**Listed entries**
------------------------------------------------------------------------

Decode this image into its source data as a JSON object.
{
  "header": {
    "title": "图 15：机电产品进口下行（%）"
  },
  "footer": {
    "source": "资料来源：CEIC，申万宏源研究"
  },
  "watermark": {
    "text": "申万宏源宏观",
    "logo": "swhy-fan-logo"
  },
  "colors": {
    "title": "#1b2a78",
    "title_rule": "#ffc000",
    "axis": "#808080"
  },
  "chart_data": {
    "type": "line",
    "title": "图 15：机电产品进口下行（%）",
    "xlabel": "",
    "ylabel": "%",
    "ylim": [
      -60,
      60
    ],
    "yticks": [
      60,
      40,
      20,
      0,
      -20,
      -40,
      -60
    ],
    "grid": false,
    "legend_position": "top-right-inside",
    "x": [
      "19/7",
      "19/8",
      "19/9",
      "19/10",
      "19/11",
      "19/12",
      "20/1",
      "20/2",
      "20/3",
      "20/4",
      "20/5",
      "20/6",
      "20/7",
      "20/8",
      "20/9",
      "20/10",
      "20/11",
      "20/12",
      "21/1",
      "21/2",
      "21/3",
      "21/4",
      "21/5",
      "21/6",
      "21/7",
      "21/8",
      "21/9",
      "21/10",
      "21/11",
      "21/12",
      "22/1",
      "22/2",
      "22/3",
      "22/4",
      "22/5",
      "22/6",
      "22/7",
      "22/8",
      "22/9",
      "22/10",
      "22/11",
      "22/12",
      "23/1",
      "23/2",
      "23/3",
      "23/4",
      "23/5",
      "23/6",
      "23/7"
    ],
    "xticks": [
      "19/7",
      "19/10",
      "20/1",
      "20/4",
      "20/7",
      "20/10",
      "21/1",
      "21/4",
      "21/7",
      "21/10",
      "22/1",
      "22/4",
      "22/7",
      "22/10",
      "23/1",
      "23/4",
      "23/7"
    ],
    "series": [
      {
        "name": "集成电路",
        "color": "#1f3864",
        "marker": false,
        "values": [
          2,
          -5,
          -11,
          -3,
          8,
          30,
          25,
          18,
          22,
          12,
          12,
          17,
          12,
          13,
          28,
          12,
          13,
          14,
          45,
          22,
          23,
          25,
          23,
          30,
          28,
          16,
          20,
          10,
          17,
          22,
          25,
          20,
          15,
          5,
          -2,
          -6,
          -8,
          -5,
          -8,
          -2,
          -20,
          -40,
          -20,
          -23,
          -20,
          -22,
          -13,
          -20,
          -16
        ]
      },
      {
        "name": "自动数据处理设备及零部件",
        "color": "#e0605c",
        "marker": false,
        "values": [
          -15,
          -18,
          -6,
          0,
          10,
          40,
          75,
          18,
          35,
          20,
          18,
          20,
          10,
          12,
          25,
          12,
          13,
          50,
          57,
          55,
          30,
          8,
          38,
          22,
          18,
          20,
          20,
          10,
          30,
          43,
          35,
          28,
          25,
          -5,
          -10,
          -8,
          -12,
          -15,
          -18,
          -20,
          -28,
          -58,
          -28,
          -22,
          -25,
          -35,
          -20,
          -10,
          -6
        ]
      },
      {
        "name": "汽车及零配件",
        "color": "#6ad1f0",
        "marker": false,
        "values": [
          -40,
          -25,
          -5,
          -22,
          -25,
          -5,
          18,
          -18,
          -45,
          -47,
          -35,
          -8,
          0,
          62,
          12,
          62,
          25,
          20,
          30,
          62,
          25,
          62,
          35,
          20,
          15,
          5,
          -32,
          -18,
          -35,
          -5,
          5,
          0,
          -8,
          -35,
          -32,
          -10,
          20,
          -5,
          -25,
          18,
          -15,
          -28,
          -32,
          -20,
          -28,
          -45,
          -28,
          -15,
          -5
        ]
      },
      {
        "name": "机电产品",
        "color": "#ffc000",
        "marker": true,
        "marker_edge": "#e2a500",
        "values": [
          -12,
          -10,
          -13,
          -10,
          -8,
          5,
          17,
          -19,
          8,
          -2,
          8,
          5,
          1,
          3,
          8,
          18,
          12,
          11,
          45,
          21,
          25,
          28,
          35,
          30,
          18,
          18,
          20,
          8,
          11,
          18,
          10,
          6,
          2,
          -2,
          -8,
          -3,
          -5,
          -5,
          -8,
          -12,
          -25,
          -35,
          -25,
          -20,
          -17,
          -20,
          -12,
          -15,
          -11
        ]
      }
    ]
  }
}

------------------------------------------------------------------------

**Stated problem**
Report the number of lines in the listing that include the string "name"; give nothing but the number.

**Task solution**
4